Requirements – Every entry below must be repeated exactly; skip the pictures.

Dataset excerpt
»»

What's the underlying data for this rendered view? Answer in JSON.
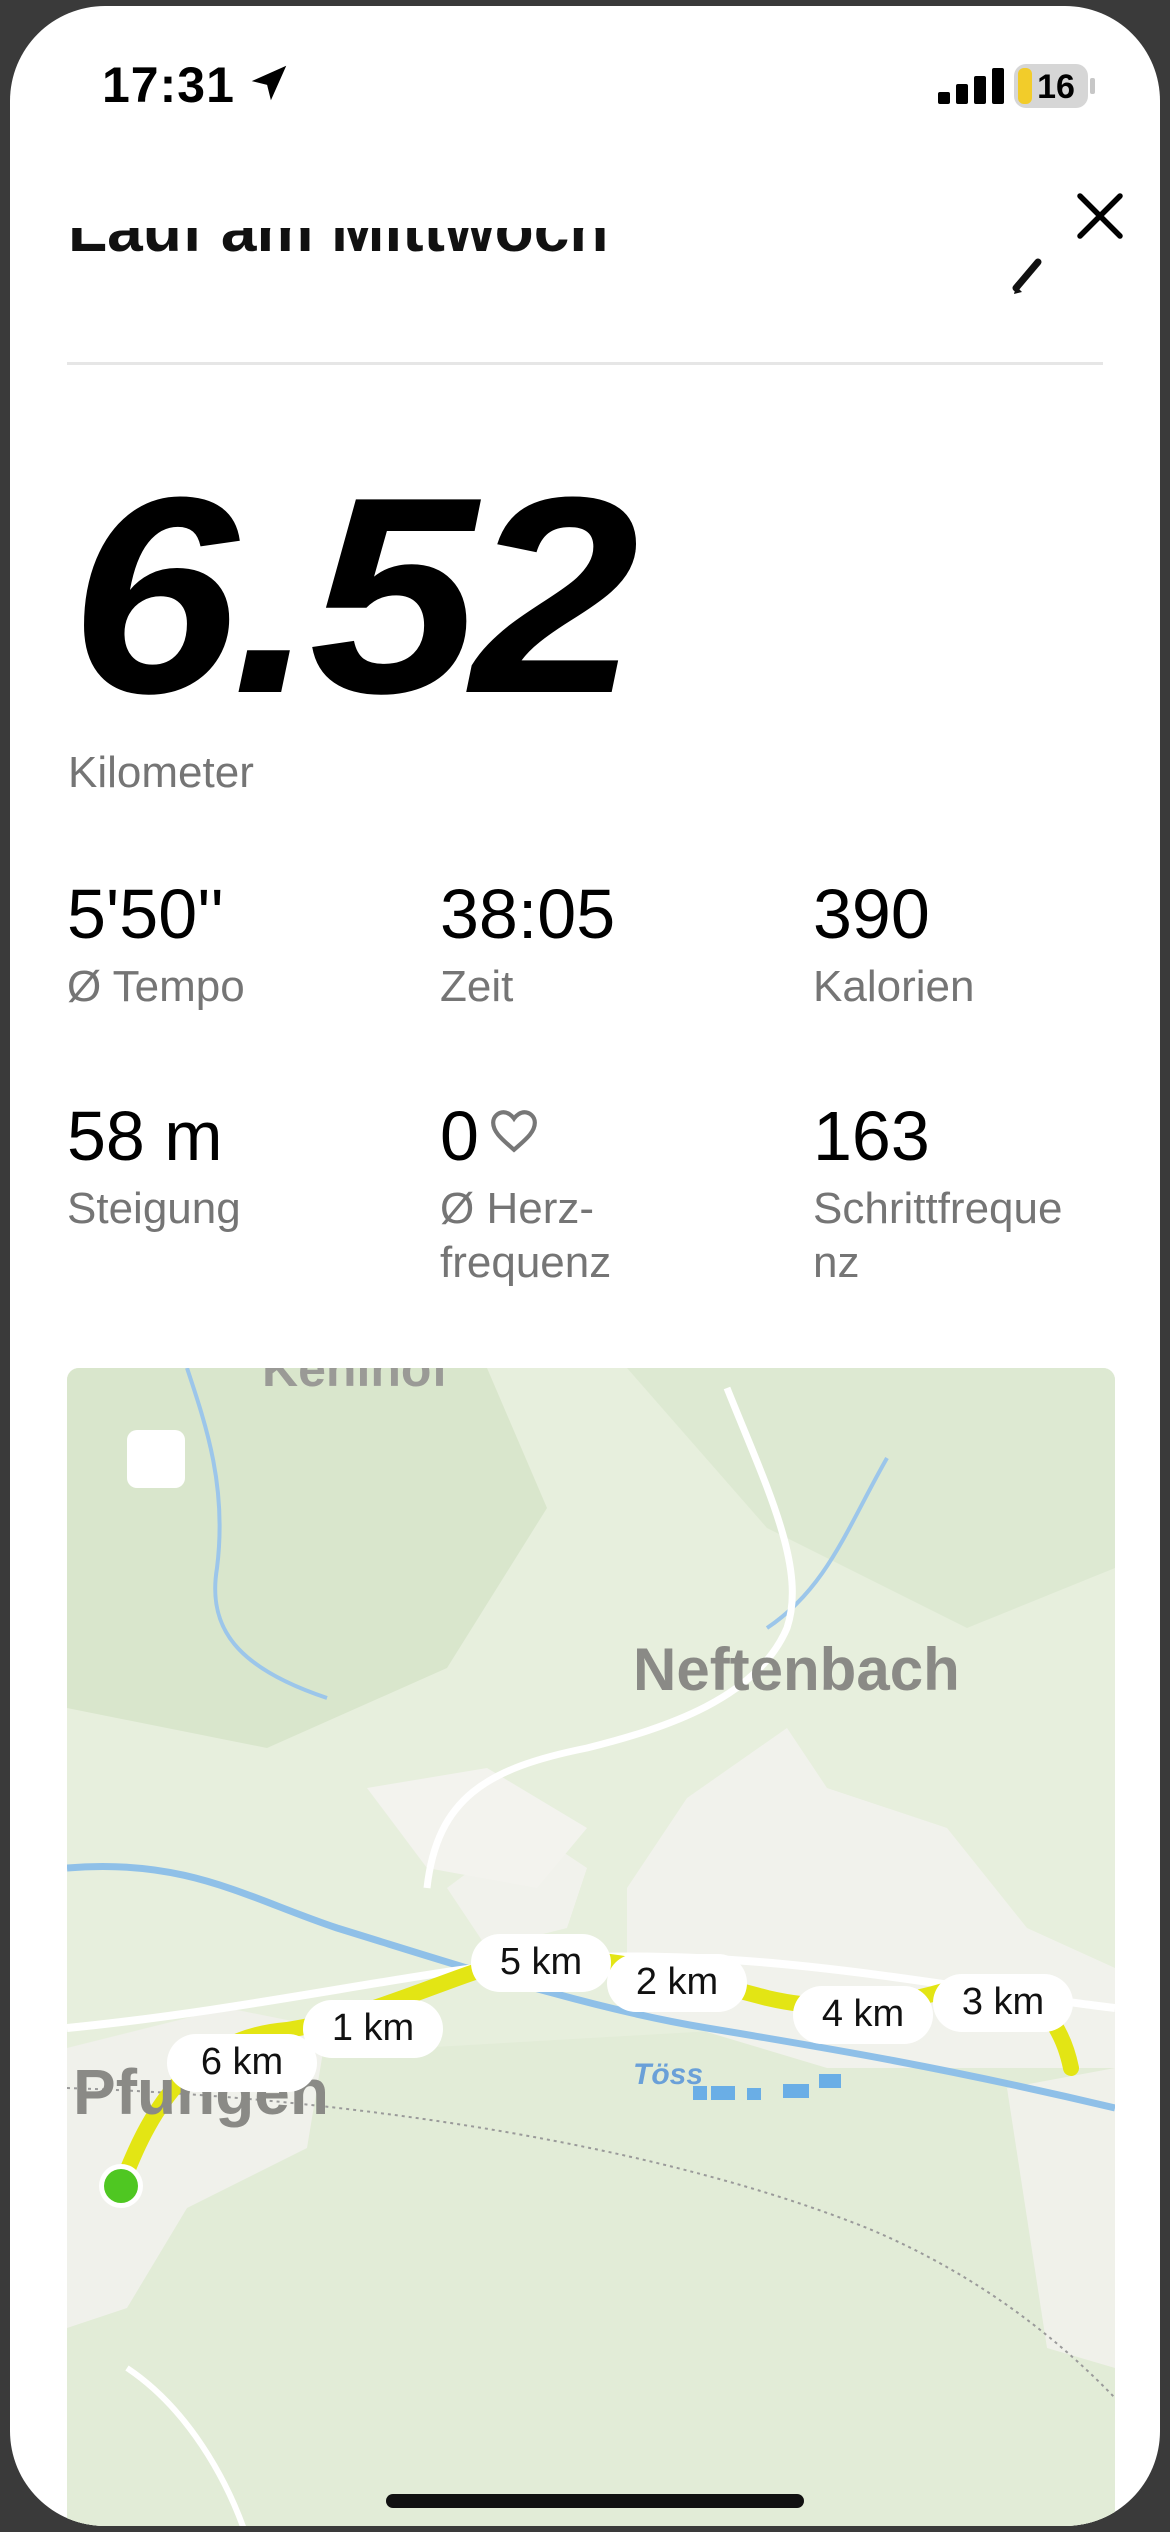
{
  "status_bar": {
    "time": "17:31",
    "battery": "16"
  },
  "header": {
    "title": "Lauf am Mittwoch"
  },
  "summary": {
    "distance_value": "6.52",
    "distance_unit": "Kilometer"
  },
  "stats": [
    {
      "value": "5'50''",
      "label": "Ø Tempo"
    },
    {
      "value": "38:05",
      "label": "Zeit"
    },
    {
      "value": "390",
      "label": "Kalorien"
    },
    {
      "value": "58 m",
      "label": "Steigung"
    },
    {
      "value": "0",
      "label": "Ø Herz-\nfrequenz"
    },
    {
      "value": "163",
      "label": "Schrittfreque\nnz"
    }
  ],
  "map": {
    "places": {
      "north": "Kehlhof",
      "town": "Neftenbach",
      "start_town": "Pfungen",
      "river": "Töss"
    },
    "markers": [
      "1 km",
      "2 km",
      "3 km",
      "4 km",
      "5 km",
      "6 km"
    ],
    "route_color": "#e3e514",
    "start_color": "#4fc722"
  }
}
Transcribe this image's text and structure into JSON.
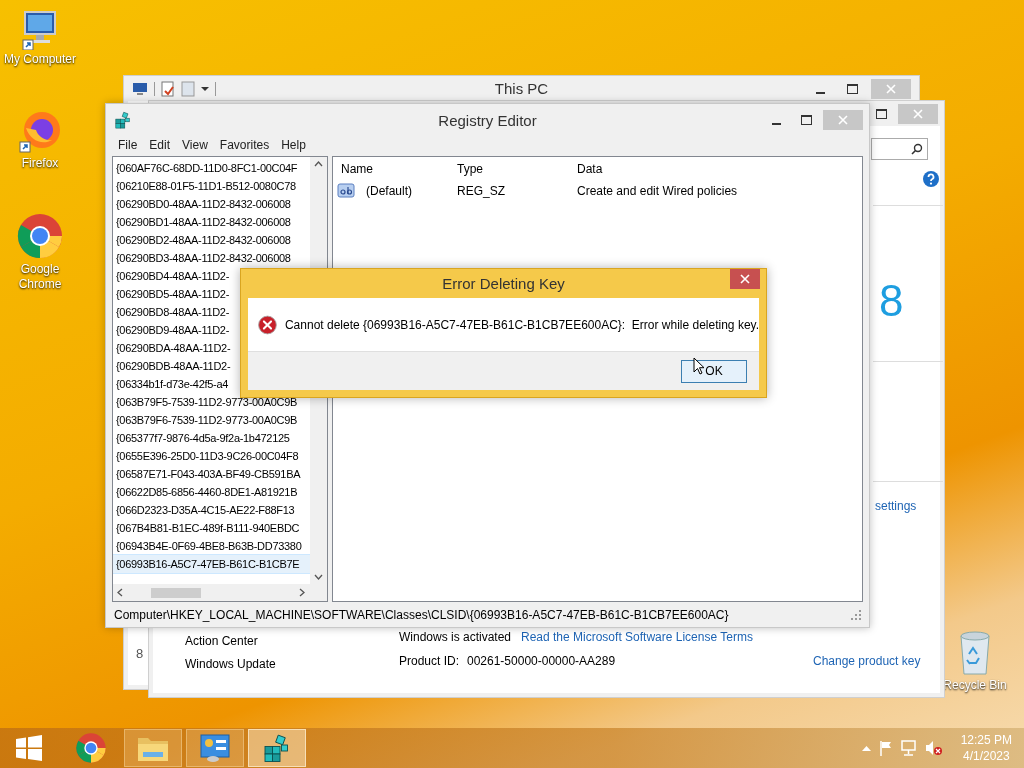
{
  "desktop_icons": [
    {
      "label": "My Computer",
      "kind": "computer"
    },
    {
      "label": "Firefox",
      "kind": "firefox"
    },
    {
      "label": "Google Chrome",
      "kind": "chrome"
    },
    {
      "label": "Recycle Bin",
      "kind": "recycle"
    }
  ],
  "this_pc_window": {
    "title": "This PC",
    "edge_text": "8"
  },
  "system_window": {
    "logo_text": "8",
    "settings_link": "settings",
    "sidebar_links": [
      "Action Center",
      "Windows Update"
    ],
    "activation_status": "Windows is activated",
    "license_link": "Read the Microsoft Software License Terms",
    "product_id_label": "Product ID:",
    "product_id": "00261-50000-00000-AA289",
    "change_key_link": "Change product key"
  },
  "registry_editor": {
    "title": "Registry Editor",
    "menu": [
      "File",
      "Edit",
      "View",
      "Favorites",
      "Help"
    ],
    "tree_items": [
      {
        "label": "{060AF76C-68DD-11D0-8FC1-00C04F",
        "selected": false
      },
      {
        "label": "{06210E88-01F5-11D1-B512-0080C78",
        "selected": false
      },
      {
        "label": "{06290BD0-48AA-11D2-8432-006008",
        "selected": false
      },
      {
        "label": "{06290BD1-48AA-11D2-8432-006008",
        "selected": false
      },
      {
        "label": "{06290BD2-48AA-11D2-8432-006008",
        "selected": false
      },
      {
        "label": "{06290BD3-48AA-11D2-8432-006008",
        "selected": false
      },
      {
        "label": "{06290BD4-48AA-11D2-",
        "selected": false
      },
      {
        "label": "{06290BD5-48AA-11D2-",
        "selected": false
      },
      {
        "label": "{06290BD8-48AA-11D2-",
        "selected": false
      },
      {
        "label": "{06290BD9-48AA-11D2-",
        "selected": false
      },
      {
        "label": "{06290BDA-48AA-11D2-",
        "selected": false
      },
      {
        "label": "{06290BDB-48AA-11D2-",
        "selected": false
      },
      {
        "label": "{06334b1f-d73e-42f5-a4",
        "selected": false
      },
      {
        "label": "{063B79F5-7539-11D2-9773-00A0C9B",
        "selected": false
      },
      {
        "label": "{063B79F6-7539-11D2-9773-00A0C9B",
        "selected": false
      },
      {
        "label": "{065377f7-9876-4d5a-9f2a-1b472125",
        "selected": false
      },
      {
        "label": "{0655E396-25D0-11D3-9C26-00C04F8",
        "selected": false
      },
      {
        "label": "{06587E71-F043-403A-BF49-CB591BA",
        "selected": false
      },
      {
        "label": "{06622D85-6856-4460-8DE1-A81921B",
        "selected": false
      },
      {
        "label": "{066D2323-D35A-4C15-AE22-F88F13",
        "selected": false
      },
      {
        "label": "{067B4B81-B1EC-489f-B111-940EBDC",
        "selected": false
      },
      {
        "label": "{06943B4E-0F69-4BE8-B63B-DD73380",
        "selected": false
      },
      {
        "label": "{06993B16-A5C7-47EB-B61C-B1CB7E",
        "selected": true
      }
    ],
    "columns": [
      "Name",
      "Type",
      "Data"
    ],
    "values": [
      {
        "name": "(Default)",
        "type": "REG_SZ",
        "data": "Create and edit Wired policies"
      }
    ],
    "status_path": "Computer\\HKEY_LOCAL_MACHINE\\SOFTWARE\\Classes\\CLSID\\{06993B16-A5C7-47EB-B61C-B1CB7EE600AC}"
  },
  "dialog": {
    "title": "Error Deleting Key",
    "message": "Cannot delete {06993B16-A5C7-47EB-B61C-B1CB7EE600AC}:  Error while deleting key.",
    "button": "OK"
  },
  "taskbar": {
    "items": [
      {
        "kind": "start",
        "running": false,
        "selected": false
      },
      {
        "kind": "chrome",
        "running": false,
        "selected": false
      },
      {
        "kind": "explorer",
        "running": true,
        "selected": false
      },
      {
        "kind": "control-panel",
        "running": true,
        "selected": false
      },
      {
        "kind": "regedit",
        "running": true,
        "selected": true
      }
    ],
    "time": "12:25 PM",
    "date": "4/1/2023"
  }
}
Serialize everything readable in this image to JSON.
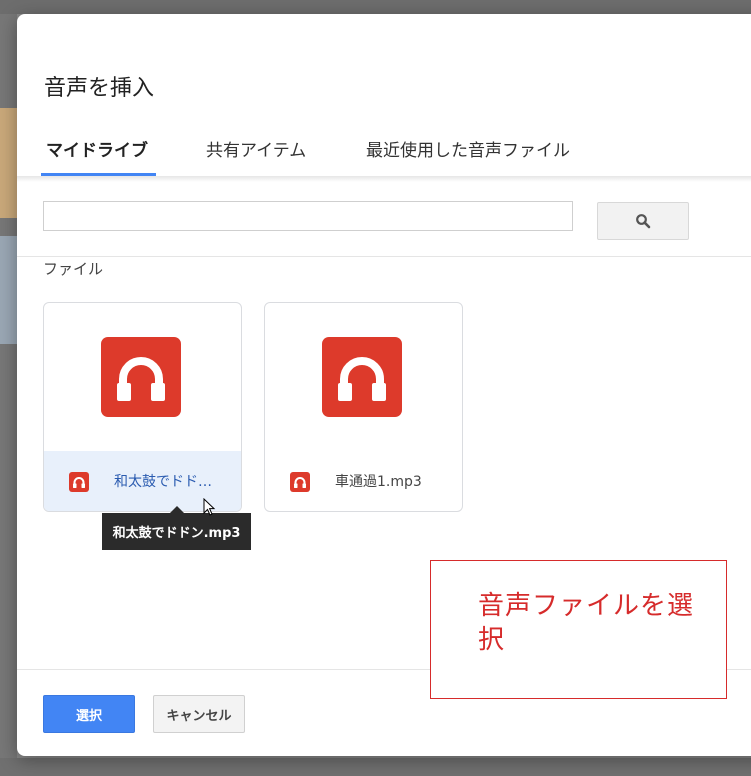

««

Exercise output –
What's the underlying data for this rendered view? Answer in JSON.
{
  "status_bar": {
    "time": "17:31",
    "battery": "16"
  },
  "header": {
    "title": "Lauf am Mittwoch"
  },
  "summary": {
    "distance_value": "6.52",
    "distance_unit": "Kilometer"
  },
  "stats": [
    {
      "value": "5'50''",
      "label": "Ø Tempo"
    },
    {
      "value": "38:05",
      "label": "Zeit"
    },
    {
      "value": "390",
      "label": "Kalorien"
    },
    {
      "value": "58 m",
      "label": "Steigung"
    },
    {
      "value": "0",
      "label": "Ø Herz-\nfrequenz"
    },
    {
      "value": "163",
      "label": "Schrittfreque\nnz"
    }
  ],
  "map": {
    "places": {
      "north": "Kehlhof",
      "town": "Neftenbach",
      "start_town": "Pfungen",
      "river": "Töss"
    },
    "markers": [
      "1 km",
      "2 km",
      "3 km",
      "4 km",
      "5 km",
      "6 km"
    ],
    "route_color": "#e3e514",
    "start_color": "#4fc722"
  }
}
Transcribe this image's text and structure into JSON.
{
  "desktop_icons": [
    {
      "label": "My Computer",
      "kind": "computer"
    },
    {
      "label": "Firefox",
      "kind": "firefox"
    },
    {
      "label": "Google Chrome",
      "kind": "chrome"
    },
    {
      "label": "Recycle Bin",
      "kind": "recycle"
    }
  ],
  "this_pc_window": {
    "title": "This PC",
    "edge_text": "8"
  },
  "system_window": {
    "logo_text": "8",
    "settings_link": "settings",
    "sidebar_links": [
      "Action Center",
      "Windows Update"
    ],
    "activation_status": "Windows is activated",
    "license_link": "Read the Microsoft Software License Terms",
    "product_id_label": "Product ID:",
    "product_id": "00261-50000-00000-AA289",
    "change_key_link": "Change product key"
  },
  "registry_editor": {
    "title": "Registry Editor",
    "menu": [
      "File",
      "Edit",
      "View",
      "Favorites",
      "Help"
    ],
    "tree_items": [
      {
        "label": "{060AF76C-68DD-11D0-8FC1-00C04F",
        "selected": false
      },
      {
        "label": "{06210E88-01F5-11D1-B512-0080C78",
        "selected": false
      },
      {
        "label": "{06290BD0-48AA-11D2-8432-006008",
        "selected": false
      },
      {
        "label": "{06290BD1-48AA-11D2-8432-006008",
        "selected": false
      },
      {
        "label": "{06290BD2-48AA-11D2-8432-006008",
        "selected": false
      },
      {
        "label": "{06290BD3-48AA-11D2-8432-006008",
        "selected": false
      },
      {
        "label": "{06290BD4-48AA-11D2-",
        "selected": false
      },
      {
        "label": "{06290BD5-48AA-11D2-",
        "selected": false
      },
      {
        "label": "{06290BD8-48AA-11D2-",
        "selected": false
      },
      {
        "label": "{06290BD9-48AA-11D2-",
        "selected": false
      },
      {
        "label": "{06290BDA-48AA-11D2-",
        "selected": false
      },
      {
        "label": "{06290BDB-48AA-11D2-",
        "selected": false
      },
      {
        "label": "{06334b1f-d73e-42f5-a4",
        "selected": false
      },
      {
        "label": "{063B79F5-7539-11D2-9773-00A0C9B",
        "selected": false
      },
      {
        "label": "{063B79F6-7539-11D2-9773-00A0C9B",
        "selected": false
      },
      {
        "label": "{065377f7-9876-4d5a-9f2a-1b472125",
        "selected": false
      },
      {
        "label": "{0655E396-25D0-11D3-9C26-00C04F8",
        "selected": false
      },
      {
        "label": "{06587E71-F043-403A-BF49-CB591BA",
        "selected": false
      },
      {
        "label": "{06622D85-6856-4460-8DE1-A81921B",
        "selected": false
      },
      {
        "label": "{066D2323-D35A-4C15-AE22-F88F13",
        "selected": false
      },
      {
        "label": "{067B4B81-B1EC-489f-B111-940EBDC",
        "selected": false
      },
      {
        "label": "{06943B4E-0F69-4BE8-B63B-DD73380",
        "selected": false
      },
      {
        "label": "{06993B16-A5C7-47EB-B61C-B1CB7E",
        "selected": true
      }
    ],
    "columns": [
      "Name",
      "Type",
      "Data"
    ],
    "values": [
      {
        "name": "(Default)",
        "type": "REG_SZ",
        "data": "Create and edit Wired policies"
      }
    ],
    "status_path": "Computer\\HKEY_LOCAL_MACHINE\\SOFTWARE\\Classes\\CLSID\\{06993B16-A5C7-47EB-B61C-B1CB7EE600AC}"
  },
  "dialog": {
    "title": "Error Deleting Key",
    "message": "Cannot delete {06993B16-A5C7-47EB-B61C-B1CB7EE600AC}:  Error while deleting key.",
    "button": "OK"
  },
  "taskbar": {
    "items": [
      {
        "kind": "start",
        "running": false,
        "selected": false
      },
      {
        "kind": "chrome",
        "running": false,
        "selected": false
      },
      {
        "kind": "explorer",
        "running": true,
        "selected": false
      },
      {
        "kind": "control-panel",
        "running": true,
        "selected": false
      },
      {
        "kind": "regedit",
        "running": true,
        "selected": true
      }
    ],
    "time": "12:25 PM",
    "date": "4/1/2023"
  }
}
Serialize everything readable in this image to JSON.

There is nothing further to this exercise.